> [Dataset excerpts]
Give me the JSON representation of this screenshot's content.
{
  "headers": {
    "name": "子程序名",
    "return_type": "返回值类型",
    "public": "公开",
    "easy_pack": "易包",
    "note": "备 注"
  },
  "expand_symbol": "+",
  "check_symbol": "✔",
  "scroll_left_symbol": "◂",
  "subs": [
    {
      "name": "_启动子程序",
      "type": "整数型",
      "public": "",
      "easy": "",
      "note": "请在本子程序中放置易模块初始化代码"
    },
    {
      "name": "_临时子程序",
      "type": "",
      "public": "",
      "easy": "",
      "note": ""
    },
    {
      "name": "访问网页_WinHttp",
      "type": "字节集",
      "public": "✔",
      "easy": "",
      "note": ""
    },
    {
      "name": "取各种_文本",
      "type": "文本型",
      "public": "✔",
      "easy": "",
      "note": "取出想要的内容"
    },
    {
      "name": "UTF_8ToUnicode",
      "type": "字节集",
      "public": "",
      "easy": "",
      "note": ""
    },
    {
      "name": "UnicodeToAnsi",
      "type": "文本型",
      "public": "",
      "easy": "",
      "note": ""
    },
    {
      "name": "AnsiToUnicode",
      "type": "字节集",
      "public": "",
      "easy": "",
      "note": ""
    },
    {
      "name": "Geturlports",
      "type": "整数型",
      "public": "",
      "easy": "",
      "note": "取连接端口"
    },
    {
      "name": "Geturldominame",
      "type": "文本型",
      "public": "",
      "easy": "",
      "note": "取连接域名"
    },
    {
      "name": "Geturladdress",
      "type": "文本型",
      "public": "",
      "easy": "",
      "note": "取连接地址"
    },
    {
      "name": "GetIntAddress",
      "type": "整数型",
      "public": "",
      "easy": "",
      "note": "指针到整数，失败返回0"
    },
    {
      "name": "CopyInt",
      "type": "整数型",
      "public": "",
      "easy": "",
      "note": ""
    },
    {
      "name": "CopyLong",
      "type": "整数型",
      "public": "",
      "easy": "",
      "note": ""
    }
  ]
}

> [WHAT TO PRODUCE] Write out every line exactly as it stands.

> [RESULT OF THIS TASK]
Give me the JSON representation of this screenshot's content.
{
  "headers": {
    "name": "子程序名",
    "return_type": "返回值类型",
    "public": "公开",
    "easy_pack": "易包",
    "note": "备 注"
  },
  "expand_symbol": "+",
  "check_symbol": "✔",
  "scroll_left_symbol": "◂",
  "subs": [
    {
      "name": "_启动子程序",
      "type": "整数型",
      "public": "",
      "easy": "",
      "note": "请在本子程序中放置易模块初始化代码"
    },
    {
      "name": "_临时子程序",
      "type": "",
      "public": "",
      "easy": "",
      "note": ""
    },
    {
      "name": "访问网页_WinHttp",
      "type": "字节集",
      "public": "✔",
      "easy": "",
      "note": ""
    },
    {
      "name": "取各种_文本",
      "type": "文本型",
      "public": "✔",
      "easy": "",
      "note": "取出想要的内容"
    },
    {
      "name": "UTF_8ToUnicode",
      "type": "字节集",
      "public": "",
      "easy": "",
      "note": ""
    },
    {
      "name": "UnicodeToAnsi",
      "type": "文本型",
      "public": "",
      "easy": "",
      "note": ""
    },
    {
      "name": "AnsiToUnicode",
      "type": "字节集",
      "public": "",
      "easy": "",
      "note": ""
    },
    {
      "name": "Geturlports",
      "type": "整数型",
      "public": "",
      "easy": "",
      "note": "取连接端口"
    },
    {
      "name": "Geturldominame",
      "type": "文本型",
      "public": "",
      "easy": "",
      "note": "取连接域名"
    },
    {
      "name": "Geturladdress",
      "type": "文本型",
      "public": "",
      "easy": "",
      "note": "取连接地址"
    },
    {
      "name": "GetIntAddress",
      "type": "整数型",
      "public": "",
      "easy": "",
      "note": "指针到整数，失败返回0"
    },
    {
      "name": "CopyInt",
      "type": "整数型",
      "public": "",
      "easy": "",
      "note": ""
    },
    {
      "name": "CopyLong",
      "type": "整数型",
      "public": "",
      "easy": "",
      "note": ""
    }
  ]
}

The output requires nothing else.